# SHORT EXERCISE
Report each line of the data that has "JSON" somewhere in it.

# DATA LINES
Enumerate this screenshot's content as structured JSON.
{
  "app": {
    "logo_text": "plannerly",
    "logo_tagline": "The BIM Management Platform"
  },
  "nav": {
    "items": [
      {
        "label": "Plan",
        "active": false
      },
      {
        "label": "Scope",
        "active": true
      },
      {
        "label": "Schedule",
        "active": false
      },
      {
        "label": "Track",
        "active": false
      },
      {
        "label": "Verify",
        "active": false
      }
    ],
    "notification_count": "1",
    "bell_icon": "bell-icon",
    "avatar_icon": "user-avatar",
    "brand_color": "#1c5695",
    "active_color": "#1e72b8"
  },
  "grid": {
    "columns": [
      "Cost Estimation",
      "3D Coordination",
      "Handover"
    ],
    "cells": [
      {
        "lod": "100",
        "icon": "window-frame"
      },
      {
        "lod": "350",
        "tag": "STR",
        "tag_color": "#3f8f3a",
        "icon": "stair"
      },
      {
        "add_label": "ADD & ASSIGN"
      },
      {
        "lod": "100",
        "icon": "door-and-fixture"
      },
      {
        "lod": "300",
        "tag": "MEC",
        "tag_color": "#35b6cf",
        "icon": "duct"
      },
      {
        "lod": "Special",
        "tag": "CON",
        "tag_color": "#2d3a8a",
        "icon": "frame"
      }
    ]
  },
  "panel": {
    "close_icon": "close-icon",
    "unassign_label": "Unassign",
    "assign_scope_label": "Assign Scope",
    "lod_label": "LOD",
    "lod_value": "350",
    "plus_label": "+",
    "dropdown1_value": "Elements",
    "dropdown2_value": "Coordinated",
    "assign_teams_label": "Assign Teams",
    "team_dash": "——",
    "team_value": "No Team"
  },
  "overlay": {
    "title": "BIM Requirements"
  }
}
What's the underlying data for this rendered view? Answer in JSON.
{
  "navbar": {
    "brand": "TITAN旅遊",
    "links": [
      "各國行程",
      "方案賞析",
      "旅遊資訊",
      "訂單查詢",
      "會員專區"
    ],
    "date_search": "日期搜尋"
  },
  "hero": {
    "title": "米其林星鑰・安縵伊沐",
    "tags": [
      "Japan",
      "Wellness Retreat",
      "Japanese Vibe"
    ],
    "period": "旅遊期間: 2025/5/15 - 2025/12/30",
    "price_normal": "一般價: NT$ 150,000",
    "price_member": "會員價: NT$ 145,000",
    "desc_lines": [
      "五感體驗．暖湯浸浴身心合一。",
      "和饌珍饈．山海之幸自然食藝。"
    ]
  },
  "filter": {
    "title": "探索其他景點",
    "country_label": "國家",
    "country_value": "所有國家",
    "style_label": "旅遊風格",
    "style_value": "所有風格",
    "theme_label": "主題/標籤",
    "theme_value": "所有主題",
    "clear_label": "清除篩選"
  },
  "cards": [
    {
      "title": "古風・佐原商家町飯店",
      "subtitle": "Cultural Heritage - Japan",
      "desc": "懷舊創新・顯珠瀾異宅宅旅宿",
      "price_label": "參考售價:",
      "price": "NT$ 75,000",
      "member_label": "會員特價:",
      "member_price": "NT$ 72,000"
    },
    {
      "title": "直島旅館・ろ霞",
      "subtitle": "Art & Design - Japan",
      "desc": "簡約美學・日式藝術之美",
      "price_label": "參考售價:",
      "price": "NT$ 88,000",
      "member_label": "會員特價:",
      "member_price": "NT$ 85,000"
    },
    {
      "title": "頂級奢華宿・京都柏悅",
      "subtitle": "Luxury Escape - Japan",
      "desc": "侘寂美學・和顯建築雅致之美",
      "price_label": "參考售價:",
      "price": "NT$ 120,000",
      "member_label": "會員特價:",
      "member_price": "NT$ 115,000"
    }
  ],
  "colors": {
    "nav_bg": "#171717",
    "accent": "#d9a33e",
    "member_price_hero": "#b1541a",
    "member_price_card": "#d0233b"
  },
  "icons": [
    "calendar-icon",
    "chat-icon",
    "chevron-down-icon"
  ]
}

# EXPECTED ANSWER
Enumerate this screenshot's content as structured JSON.
What's the underlying data for this rendered view? Answer in JSON.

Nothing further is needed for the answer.